(Records contained in a dataset)

START

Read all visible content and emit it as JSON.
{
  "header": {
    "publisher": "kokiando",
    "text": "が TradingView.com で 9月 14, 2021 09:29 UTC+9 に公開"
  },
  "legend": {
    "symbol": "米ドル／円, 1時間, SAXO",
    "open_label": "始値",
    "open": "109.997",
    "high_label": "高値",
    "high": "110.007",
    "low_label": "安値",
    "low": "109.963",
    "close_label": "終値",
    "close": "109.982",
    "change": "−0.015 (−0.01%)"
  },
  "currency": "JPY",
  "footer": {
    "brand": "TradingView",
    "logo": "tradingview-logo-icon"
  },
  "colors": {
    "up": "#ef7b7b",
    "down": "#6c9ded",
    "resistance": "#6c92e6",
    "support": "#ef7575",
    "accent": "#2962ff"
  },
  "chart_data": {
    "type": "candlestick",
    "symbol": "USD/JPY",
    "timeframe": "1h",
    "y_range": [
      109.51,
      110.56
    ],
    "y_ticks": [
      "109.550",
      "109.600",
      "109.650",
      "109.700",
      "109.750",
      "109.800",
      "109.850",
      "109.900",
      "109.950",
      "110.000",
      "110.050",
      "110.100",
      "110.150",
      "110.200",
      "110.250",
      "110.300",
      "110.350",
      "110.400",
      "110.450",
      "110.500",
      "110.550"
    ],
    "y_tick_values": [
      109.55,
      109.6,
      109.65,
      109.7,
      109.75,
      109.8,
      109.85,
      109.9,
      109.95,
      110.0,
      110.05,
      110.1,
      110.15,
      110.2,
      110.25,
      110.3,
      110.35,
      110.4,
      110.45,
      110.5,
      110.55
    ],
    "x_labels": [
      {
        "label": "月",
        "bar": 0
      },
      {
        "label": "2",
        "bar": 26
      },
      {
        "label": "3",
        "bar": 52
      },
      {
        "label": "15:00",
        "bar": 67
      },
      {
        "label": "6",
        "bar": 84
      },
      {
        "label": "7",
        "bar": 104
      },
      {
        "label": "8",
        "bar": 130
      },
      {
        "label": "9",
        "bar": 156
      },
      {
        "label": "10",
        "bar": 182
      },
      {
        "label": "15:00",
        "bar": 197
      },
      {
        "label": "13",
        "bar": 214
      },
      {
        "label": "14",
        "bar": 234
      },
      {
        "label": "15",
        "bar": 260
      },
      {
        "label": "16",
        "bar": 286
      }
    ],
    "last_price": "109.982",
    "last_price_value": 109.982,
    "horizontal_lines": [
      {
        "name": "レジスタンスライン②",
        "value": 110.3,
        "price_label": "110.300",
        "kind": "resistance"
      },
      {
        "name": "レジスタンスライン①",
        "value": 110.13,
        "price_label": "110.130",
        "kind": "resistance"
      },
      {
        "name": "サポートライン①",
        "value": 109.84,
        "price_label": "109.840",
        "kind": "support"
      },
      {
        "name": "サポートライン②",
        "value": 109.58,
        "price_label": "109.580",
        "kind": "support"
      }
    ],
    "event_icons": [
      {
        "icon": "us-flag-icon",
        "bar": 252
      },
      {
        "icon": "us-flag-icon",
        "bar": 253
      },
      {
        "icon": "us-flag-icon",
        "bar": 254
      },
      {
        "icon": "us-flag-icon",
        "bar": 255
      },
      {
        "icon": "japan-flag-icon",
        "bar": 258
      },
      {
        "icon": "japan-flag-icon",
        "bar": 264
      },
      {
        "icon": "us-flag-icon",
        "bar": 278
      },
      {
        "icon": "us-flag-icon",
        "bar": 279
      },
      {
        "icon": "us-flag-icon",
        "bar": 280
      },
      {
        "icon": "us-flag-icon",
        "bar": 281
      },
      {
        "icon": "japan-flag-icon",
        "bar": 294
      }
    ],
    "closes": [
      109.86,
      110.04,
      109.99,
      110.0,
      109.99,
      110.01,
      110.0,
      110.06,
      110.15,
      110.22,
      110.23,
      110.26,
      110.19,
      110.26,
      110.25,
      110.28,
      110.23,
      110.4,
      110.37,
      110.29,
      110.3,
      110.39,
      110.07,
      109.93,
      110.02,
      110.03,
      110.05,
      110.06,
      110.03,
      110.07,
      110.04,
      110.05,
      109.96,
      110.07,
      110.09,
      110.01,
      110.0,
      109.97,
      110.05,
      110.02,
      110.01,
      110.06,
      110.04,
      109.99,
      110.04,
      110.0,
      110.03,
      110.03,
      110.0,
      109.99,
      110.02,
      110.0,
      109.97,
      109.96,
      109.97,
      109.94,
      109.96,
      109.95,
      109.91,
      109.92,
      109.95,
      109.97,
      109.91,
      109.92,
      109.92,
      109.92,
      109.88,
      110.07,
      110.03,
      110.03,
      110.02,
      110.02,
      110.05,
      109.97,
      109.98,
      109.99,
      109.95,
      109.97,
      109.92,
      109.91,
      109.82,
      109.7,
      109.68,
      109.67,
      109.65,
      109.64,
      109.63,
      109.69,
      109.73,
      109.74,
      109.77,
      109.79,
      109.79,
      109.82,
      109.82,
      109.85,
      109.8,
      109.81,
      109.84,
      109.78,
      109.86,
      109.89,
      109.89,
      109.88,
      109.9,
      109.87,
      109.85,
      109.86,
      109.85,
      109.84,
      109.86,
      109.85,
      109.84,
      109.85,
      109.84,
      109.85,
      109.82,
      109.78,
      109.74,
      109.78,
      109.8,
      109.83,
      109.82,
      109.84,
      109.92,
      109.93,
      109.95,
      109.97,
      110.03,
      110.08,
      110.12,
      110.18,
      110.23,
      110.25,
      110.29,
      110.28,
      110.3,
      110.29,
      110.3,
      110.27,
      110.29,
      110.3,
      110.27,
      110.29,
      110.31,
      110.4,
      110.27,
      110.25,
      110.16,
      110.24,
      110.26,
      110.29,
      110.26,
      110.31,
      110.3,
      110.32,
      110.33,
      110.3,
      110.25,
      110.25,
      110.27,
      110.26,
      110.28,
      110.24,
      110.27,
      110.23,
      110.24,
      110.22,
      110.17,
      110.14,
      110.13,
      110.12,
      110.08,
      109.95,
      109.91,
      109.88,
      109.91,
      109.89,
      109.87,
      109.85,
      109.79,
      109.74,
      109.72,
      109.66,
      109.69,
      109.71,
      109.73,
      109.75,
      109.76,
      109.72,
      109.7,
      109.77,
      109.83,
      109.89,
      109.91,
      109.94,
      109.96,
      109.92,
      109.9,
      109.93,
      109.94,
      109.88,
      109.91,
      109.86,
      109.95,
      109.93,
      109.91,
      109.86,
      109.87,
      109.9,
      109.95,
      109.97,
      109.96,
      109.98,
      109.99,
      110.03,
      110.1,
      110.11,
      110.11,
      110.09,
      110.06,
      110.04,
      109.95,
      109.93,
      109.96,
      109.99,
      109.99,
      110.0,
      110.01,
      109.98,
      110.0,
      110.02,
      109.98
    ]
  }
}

END

Extract every entry in the listing word for word.

Read all visible content and emit it as JSON.
{
  "header": {
    "publisher": "kokiando",
    "text": "が TradingView.com で 9月 14, 2021 09:29 UTC+9 に公開"
  },
  "legend": {
    "symbol": "米ドル／円, 1時間, SAXO",
    "open_label": "始値",
    "open": "109.997",
    "high_label": "高値",
    "high": "110.007",
    "low_label": "安値",
    "low": "109.963",
    "close_label": "終値",
    "close": "109.982",
    "change": "−0.015 (−0.01%)"
  },
  "currency": "JPY",
  "footer": {
    "brand": "TradingView",
    "logo": "tradingview-logo-icon"
  },
  "colors": {
    "up": "#ef7b7b",
    "down": "#6c9ded",
    "resistance": "#6c92e6",
    "support": "#ef7575",
    "accent": "#2962ff"
  },
  "chart_data": {
    "type": "candlestick",
    "symbol": "USD/JPY",
    "timeframe": "1h",
    "y_range": [
      109.51,
      110.56
    ],
    "y_ticks": [
      "109.550",
      "109.600",
      "109.650",
      "109.700",
      "109.750",
      "109.800",
      "109.850",
      "109.900",
      "109.950",
      "110.000",
      "110.050",
      "110.100",
      "110.150",
      "110.200",
      "110.250",
      "110.300",
      "110.350",
      "110.400",
      "110.450",
      "110.500",
      "110.550"
    ],
    "y_tick_values": [
      109.55,
      109.6,
      109.65,
      109.7,
      109.75,
      109.8,
      109.85,
      109.9,
      109.95,
      110.0,
      110.05,
      110.1,
      110.15,
      110.2,
      110.25,
      110.3,
      110.35,
      110.4,
      110.45,
      110.5,
      110.55
    ],
    "x_labels": [
      {
        "label": "月",
        "bar": 0
      },
      {
        "label": "2",
        "bar": 26
      },
      {
        "label": "3",
        "bar": 52
      },
      {
        "label": "15:00",
        "bar": 67
      },
      {
        "label": "6",
        "bar": 84
      },
      {
        "label": "7",
        "bar": 104
      },
      {
        "label": "8",
        "bar": 130
      },
      {
        "label": "9",
        "bar": 156
      },
      {
        "label": "10",
        "bar": 182
      },
      {
        "label": "15:00",
        "bar": 197
      },
      {
        "label": "13",
        "bar": 214
      },
      {
        "label": "14",
        "bar": 234
      },
      {
        "label": "15",
        "bar": 260
      },
      {
        "label": "16",
        "bar": 286
      }
    ],
    "last_price": "109.982",
    "last_price_value": 109.982,
    "horizontal_lines": [
      {
        "name": "レジスタンスライン②",
        "value": 110.3,
        "price_label": "110.300",
        "kind": "resistance"
      },
      {
        "name": "レジスタンスライン①",
        "value": 110.13,
        "price_label": "110.130",
        "kind": "resistance"
      },
      {
        "name": "サポートライン①",
        "value": 109.84,
        "price_label": "109.840",
        "kind": "support"
      },
      {
        "name": "サポートライン②",
        "value": 109.58,
        "price_label": "109.580",
        "kind": "support"
      }
    ],
    "event_icons": [
      {
        "icon": "us-flag-icon",
        "bar": 252
      },
      {
        "icon": "us-flag-icon",
        "bar": 253
      },
      {
        "icon": "us-flag-icon",
        "bar": 254
      },
      {
        "icon": "us-flag-icon",
        "bar": 255
      },
      {
        "icon": "japan-flag-icon",
        "bar": 258
      },
      {
        "icon": "japan-flag-icon",
        "bar": 264
      },
      {
        "icon": "us-flag-icon",
        "bar": 278
      },
      {
        "icon": "us-flag-icon",
        "bar": 279
      },
      {
        "icon": "us-flag-icon",
        "bar": 280
      },
      {
        "icon": "us-flag-icon",
        "bar": 281
      },
      {
        "icon": "japan-flag-icon",
        "bar": 294
      }
    ],
    "closes": [
      109.86,
      110.04,
      109.99,
      110.0,
      109.99,
      110.01,
      110.0,
      110.06,
      110.15,
      110.22,
      110.23,
      110.26,
      110.19,
      110.26,
      110.25,
      110.28,
      110.23,
      110.4,
      110.37,
      110.29,
      110.3,
      110.39,
      110.07,
      109.93,
      110.02,
      110.03,
      110.05,
      110.06,
      110.03,
      110.07,
      110.04,
      110.05,
      109.96,
      110.07,
      110.09,
      110.01,
      110.0,
      109.97,
      110.05,
      110.02,
      110.01,
      110.06,
      110.04,
      109.99,
      110.04,
      110.0,
      110.03,
      110.03,
      110.0,
      109.99,
      110.02,
      110.0,
      109.97,
      109.96,
      109.97,
      109.94,
      109.96,
      109.95,
      109.91,
      109.92,
      109.95,
      109.97,
      109.91,
      109.92,
      109.92,
      109.92,
      109.88,
      110.07,
      110.03,
      110.03,
      110.02,
      110.02,
      110.05,
      109.97,
      109.98,
      109.99,
      109.95,
      109.97,
      109.92,
      109.91,
      109.82,
      109.7,
      109.68,
      109.67,
      109.65,
      109.64,
      109.63,
      109.69,
      109.73,
      109.74,
      109.77,
      109.79,
      109.79,
      109.82,
      109.82,
      109.85,
      109.8,
      109.81,
      109.84,
      109.78,
      109.86,
      109.89,
      109.89,
      109.88,
      109.9,
      109.87,
      109.85,
      109.86,
      109.85,
      109.84,
      109.86,
      109.85,
      109.84,
      109.85,
      109.84,
      109.85,
      109.82,
      109.78,
      109.74,
      109.78,
      109.8,
      109.83,
      109.82,
      109.84,
      109.92,
      109.93,
      109.95,
      109.97,
      110.03,
      110.08,
      110.12,
      110.18,
      110.23,
      110.25,
      110.29,
      110.28,
      110.3,
      110.29,
      110.3,
      110.27,
      110.29,
      110.3,
      110.27,
      110.29,
      110.31,
      110.4,
      110.27,
      110.25,
      110.16,
      110.24,
      110.26,
      110.29,
      110.26,
      110.31,
      110.3,
      110.32,
      110.33,
      110.3,
      110.25,
      110.25,
      110.27,
      110.26,
      110.28,
      110.24,
      110.27,
      110.23,
      110.24,
      110.22,
      110.17,
      110.14,
      110.13,
      110.12,
      110.08,
      109.95,
      109.91,
      109.88,
      109.91,
      109.89,
      109.87,
      109.85,
      109.79,
      109.74,
      109.72,
      109.66,
      109.69,
      109.71,
      109.73,
      109.75,
      109.76,
      109.72,
      109.7,
      109.77,
      109.83,
      109.89,
      109.91,
      109.94,
      109.96,
      109.92,
      109.9,
      109.93,
      109.94,
      109.88,
      109.91,
      109.86,
      109.95,
      109.93,
      109.91,
      109.86,
      109.87,
      109.9,
      109.95,
      109.97,
      109.96,
      109.98,
      109.99,
      110.03,
      110.1,
      110.11,
      110.11,
      110.09,
      110.06,
      110.04,
      109.95,
      109.93,
      109.96,
      109.99,
      109.99,
      110.0,
      110.01,
      109.98,
      110.0,
      110.02,
      109.98
    ]
  }
}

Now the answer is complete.